Data listing »
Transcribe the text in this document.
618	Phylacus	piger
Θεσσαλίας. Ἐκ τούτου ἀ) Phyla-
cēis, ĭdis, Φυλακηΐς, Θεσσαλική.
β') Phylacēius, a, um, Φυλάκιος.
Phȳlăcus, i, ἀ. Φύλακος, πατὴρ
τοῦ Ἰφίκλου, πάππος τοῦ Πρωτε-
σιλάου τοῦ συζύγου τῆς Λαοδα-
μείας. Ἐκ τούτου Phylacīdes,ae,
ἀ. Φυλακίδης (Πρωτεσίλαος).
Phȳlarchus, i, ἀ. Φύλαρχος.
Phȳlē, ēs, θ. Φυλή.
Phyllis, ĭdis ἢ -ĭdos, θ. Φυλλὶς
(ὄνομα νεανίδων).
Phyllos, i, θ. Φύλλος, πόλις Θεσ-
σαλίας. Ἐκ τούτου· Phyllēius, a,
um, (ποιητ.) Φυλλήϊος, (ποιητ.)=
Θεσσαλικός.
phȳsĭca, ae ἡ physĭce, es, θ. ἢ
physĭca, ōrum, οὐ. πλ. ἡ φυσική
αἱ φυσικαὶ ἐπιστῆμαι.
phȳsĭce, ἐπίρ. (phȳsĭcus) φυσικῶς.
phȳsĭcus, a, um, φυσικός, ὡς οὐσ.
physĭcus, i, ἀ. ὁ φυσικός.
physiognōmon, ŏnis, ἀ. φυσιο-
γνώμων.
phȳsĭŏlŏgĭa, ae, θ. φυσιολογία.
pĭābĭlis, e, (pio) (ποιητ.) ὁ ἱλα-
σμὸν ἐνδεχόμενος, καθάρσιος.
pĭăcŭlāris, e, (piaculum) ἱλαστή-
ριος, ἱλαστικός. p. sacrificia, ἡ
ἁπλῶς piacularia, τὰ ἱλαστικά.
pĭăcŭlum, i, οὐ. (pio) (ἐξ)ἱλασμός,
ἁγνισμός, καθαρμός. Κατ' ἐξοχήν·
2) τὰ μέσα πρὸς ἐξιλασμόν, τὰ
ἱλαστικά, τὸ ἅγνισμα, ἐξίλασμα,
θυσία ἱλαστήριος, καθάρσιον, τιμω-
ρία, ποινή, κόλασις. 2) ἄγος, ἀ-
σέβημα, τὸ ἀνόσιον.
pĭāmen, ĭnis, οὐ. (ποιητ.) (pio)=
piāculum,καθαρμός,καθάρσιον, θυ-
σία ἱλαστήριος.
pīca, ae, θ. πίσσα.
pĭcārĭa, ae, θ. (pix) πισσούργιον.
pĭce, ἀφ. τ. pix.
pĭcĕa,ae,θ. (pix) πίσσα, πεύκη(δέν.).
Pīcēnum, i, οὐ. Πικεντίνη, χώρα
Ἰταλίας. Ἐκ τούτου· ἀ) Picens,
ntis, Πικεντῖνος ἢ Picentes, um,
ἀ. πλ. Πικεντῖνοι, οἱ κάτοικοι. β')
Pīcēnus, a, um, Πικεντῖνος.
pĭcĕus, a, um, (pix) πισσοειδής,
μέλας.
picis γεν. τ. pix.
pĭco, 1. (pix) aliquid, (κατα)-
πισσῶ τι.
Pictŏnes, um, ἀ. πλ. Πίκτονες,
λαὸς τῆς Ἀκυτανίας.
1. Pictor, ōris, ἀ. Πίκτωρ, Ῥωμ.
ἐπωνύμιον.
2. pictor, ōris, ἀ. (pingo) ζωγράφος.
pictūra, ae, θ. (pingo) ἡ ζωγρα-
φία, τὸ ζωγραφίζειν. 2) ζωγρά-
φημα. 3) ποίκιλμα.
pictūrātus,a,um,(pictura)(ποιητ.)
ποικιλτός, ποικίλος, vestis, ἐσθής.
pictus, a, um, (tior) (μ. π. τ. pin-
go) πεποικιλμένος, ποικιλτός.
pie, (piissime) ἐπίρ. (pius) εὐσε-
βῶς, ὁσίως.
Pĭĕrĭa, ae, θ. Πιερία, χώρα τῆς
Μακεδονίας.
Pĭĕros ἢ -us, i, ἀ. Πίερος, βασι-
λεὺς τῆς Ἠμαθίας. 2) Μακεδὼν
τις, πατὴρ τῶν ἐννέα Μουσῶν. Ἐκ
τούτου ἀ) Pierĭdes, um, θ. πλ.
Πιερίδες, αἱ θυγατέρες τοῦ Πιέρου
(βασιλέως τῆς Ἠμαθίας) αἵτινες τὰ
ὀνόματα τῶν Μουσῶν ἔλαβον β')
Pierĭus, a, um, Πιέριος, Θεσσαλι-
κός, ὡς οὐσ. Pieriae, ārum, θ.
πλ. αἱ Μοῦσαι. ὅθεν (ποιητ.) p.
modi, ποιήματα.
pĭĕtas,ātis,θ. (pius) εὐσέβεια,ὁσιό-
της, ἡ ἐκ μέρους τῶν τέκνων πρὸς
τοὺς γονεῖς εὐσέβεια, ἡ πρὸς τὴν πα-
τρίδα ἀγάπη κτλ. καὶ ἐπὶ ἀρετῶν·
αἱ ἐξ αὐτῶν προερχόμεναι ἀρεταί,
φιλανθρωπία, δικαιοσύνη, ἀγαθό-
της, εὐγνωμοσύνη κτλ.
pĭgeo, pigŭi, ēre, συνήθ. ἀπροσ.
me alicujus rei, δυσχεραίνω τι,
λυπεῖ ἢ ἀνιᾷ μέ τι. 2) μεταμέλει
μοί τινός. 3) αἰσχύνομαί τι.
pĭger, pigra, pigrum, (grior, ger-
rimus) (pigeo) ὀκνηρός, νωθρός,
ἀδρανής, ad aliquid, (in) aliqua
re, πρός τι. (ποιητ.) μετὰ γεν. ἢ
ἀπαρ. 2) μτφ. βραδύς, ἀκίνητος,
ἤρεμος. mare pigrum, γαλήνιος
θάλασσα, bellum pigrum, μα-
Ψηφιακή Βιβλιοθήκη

Set exercise » List every line in the records above that contains the word "ĭdis".

Output for this task »
cēis, ĭdis, Φυλακηΐς, Θεσσαλική.
Phyllis, ĭdis ἢ -ĭdos, θ. Φυλλὶς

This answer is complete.